Each entry below is to be duplicated verbatim.

Stored data
-------

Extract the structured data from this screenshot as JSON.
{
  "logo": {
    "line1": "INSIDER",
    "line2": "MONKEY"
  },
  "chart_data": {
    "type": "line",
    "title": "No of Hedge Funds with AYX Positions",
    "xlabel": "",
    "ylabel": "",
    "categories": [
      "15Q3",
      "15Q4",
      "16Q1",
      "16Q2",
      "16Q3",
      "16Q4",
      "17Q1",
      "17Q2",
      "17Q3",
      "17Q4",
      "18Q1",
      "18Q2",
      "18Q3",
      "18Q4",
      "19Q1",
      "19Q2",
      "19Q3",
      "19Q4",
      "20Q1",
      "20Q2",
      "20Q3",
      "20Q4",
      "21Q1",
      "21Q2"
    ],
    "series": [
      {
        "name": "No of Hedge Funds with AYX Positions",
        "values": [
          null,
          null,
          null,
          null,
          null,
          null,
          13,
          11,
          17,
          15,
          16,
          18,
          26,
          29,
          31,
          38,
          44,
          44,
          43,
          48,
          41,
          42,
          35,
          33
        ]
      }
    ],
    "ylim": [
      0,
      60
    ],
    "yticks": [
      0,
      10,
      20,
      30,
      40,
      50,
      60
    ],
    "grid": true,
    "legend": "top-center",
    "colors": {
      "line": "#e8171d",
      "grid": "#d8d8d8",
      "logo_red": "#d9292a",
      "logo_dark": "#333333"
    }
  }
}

-------

• _WORKED ANSWER_
Extract the structured data from this screenshot as JSON.
{
  "logo": {
    "line1": "INSIDER",
    "line2": "MONKEY"
  },
  "chart_data": {
    "type": "line",
    "title": "No of Hedge Funds with AYX Positions",
    "xlabel": "",
    "ylabel": "",
    "categories": [
      "15Q3",
      "15Q4",
      "16Q1",
      "16Q2",
      "16Q3",
      "16Q4",
      "17Q1",
      "17Q2",
      "17Q3",
      "17Q4",
      "18Q1",
      "18Q2",
      "18Q3",
      "18Q4",
      "19Q1",
      "19Q2",
      "19Q3",
      "19Q4",
      "20Q1",
      "20Q2",
      "20Q3",
      "20Q4",
      "21Q1",
      "21Q2"
    ],
    "series": [
      {
        "name": "No of Hedge Funds with AYX Positions",
        "values": [
          null,
          null,
          null,
          null,
          null,
          null,
          13,
          11,
          17,
          15,
          16,
          18,
          26,
          29,
          31,
          38,
          44,
          44,
          43,
          48,
          41,
          42,
          35,
          33
        ]
      }
    ],
    "ylim": [
      0,
      60
    ],
    "yticks": [
      0,
      10,
      20,
      30,
      40,
      50,
      60
    ],
    "grid": true,
    "legend": "top-center",
    "colors": {
      "line": "#e8171d",
      "grid": "#d8d8d8",
      "logo_red": "#d9292a",
      "logo_dark": "#333333"
    }
  }
}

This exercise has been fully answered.